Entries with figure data
__________
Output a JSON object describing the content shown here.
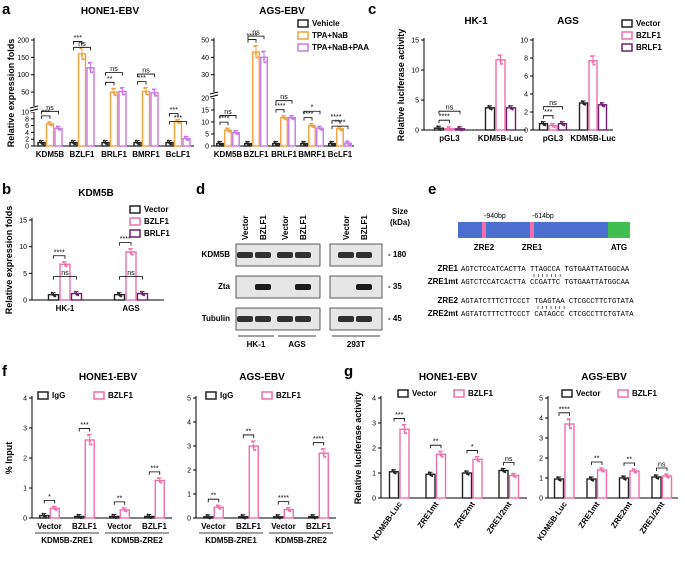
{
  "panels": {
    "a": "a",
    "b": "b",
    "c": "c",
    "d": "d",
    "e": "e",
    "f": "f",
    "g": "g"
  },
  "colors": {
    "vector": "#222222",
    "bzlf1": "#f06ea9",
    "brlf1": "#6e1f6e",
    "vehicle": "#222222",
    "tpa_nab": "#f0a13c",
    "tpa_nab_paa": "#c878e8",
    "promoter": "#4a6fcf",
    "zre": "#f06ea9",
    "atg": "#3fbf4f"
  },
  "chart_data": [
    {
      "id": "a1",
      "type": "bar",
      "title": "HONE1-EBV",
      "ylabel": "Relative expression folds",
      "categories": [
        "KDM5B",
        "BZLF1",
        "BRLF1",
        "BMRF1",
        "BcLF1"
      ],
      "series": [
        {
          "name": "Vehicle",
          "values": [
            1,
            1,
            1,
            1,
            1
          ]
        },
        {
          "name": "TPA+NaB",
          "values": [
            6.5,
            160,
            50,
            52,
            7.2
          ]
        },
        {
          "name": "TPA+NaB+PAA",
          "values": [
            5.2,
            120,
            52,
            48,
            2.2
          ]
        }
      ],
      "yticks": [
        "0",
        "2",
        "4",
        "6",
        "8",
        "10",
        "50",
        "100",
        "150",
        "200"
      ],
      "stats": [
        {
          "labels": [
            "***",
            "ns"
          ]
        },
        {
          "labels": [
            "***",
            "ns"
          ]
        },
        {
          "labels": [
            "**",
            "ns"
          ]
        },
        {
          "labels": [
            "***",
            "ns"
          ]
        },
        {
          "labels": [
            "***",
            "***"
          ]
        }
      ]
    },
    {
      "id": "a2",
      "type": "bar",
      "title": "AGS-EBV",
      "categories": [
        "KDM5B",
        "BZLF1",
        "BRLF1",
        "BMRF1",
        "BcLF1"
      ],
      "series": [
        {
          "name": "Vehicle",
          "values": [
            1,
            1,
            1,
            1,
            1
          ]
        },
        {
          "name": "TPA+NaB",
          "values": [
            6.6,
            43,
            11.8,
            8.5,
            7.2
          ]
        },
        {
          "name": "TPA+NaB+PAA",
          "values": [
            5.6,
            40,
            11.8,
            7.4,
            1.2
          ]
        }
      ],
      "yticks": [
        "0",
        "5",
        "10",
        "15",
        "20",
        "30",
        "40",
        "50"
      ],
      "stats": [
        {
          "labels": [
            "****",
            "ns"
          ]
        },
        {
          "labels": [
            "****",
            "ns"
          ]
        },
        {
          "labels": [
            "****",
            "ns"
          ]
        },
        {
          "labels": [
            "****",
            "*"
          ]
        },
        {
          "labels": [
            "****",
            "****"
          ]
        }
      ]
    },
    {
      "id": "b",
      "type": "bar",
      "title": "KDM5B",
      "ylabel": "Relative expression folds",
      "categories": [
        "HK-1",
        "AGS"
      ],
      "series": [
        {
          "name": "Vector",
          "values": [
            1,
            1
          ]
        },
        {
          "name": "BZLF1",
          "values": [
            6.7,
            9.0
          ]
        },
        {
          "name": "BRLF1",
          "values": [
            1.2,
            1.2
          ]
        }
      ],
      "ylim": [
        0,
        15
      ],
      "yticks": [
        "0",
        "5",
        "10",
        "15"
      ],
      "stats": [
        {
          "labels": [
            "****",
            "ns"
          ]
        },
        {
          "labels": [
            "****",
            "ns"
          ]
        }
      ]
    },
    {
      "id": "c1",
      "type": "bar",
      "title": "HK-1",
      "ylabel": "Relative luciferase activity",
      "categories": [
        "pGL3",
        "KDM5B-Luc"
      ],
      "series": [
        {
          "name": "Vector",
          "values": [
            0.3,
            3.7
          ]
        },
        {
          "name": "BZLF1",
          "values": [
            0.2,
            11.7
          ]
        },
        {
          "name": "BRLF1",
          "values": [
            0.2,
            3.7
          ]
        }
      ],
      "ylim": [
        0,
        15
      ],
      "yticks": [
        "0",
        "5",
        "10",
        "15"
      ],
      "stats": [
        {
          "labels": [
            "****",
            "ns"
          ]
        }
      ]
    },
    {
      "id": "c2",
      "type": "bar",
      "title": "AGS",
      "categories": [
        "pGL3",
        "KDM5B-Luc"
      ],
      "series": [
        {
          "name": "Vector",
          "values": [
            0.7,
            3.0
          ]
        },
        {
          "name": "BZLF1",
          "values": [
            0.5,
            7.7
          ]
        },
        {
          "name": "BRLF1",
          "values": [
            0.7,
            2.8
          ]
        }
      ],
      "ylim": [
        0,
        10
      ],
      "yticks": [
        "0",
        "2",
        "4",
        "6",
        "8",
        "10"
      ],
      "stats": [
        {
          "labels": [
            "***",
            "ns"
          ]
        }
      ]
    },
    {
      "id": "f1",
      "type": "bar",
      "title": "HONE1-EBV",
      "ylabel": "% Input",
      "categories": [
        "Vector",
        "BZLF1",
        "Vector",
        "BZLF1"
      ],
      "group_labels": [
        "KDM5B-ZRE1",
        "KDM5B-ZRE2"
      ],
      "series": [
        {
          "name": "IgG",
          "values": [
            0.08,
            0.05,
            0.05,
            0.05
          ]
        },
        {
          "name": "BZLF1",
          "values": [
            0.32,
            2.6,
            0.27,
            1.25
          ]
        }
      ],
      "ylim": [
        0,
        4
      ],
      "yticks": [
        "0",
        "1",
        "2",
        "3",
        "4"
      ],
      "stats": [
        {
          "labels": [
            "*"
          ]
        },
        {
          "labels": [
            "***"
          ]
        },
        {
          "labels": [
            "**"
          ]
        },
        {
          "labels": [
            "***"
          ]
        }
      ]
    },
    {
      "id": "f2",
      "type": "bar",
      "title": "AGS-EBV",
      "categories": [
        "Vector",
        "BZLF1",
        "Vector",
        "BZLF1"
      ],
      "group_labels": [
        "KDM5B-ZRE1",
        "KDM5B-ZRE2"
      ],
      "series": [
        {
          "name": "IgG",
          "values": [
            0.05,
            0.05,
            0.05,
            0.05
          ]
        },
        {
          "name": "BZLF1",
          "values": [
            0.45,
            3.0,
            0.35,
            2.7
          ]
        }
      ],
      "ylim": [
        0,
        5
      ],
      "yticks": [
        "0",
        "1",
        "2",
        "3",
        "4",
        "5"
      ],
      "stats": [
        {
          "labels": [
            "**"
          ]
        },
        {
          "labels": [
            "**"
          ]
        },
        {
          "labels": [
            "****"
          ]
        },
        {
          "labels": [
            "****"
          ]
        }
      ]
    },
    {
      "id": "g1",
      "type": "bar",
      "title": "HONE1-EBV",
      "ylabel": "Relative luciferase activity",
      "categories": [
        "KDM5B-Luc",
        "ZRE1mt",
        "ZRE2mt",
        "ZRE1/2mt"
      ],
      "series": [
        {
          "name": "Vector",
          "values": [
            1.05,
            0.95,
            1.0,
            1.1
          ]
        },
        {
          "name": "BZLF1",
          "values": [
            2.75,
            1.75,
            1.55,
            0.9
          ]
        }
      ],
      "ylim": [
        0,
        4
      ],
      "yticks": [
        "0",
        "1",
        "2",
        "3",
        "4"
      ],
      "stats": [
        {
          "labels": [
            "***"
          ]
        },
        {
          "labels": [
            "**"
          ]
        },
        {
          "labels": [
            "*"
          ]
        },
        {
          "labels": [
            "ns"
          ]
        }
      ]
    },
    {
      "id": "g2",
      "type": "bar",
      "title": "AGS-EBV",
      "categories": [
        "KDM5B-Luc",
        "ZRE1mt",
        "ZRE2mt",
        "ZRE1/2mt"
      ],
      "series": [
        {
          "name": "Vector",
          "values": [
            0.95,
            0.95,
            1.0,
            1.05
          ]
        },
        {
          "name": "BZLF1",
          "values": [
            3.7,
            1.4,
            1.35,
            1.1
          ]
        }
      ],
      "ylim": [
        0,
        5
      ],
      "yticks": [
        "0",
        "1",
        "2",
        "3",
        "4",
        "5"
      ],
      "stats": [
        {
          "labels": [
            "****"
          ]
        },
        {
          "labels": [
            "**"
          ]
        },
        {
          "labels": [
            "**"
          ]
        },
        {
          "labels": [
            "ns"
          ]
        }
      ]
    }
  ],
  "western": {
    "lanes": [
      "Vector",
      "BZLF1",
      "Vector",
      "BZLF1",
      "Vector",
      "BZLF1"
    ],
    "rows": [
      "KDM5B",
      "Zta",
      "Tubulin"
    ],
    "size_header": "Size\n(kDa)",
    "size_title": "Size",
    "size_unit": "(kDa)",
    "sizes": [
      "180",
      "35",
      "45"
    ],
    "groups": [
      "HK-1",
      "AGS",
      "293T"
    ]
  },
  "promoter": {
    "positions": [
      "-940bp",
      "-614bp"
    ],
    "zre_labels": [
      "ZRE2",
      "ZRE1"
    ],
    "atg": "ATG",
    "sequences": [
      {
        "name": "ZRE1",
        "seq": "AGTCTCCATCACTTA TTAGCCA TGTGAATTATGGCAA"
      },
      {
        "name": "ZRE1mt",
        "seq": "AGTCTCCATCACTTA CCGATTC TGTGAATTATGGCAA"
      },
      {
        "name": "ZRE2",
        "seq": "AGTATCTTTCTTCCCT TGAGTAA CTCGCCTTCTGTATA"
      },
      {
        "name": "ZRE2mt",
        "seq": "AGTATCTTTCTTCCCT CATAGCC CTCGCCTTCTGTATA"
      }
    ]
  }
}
__________
> _Required work_: Identify which lines contain the word "AGTATCTTTCTTCCCT" and copy each one.

> _Expected answer_:
        "seq": "AGTATCTTTCTTCCCT TGAGTAA CTCGCCTTCTGTATA"
        "seq": "AGTATCTTTCTTCCCT CATAGCC CTCGCCTTCTGTATA"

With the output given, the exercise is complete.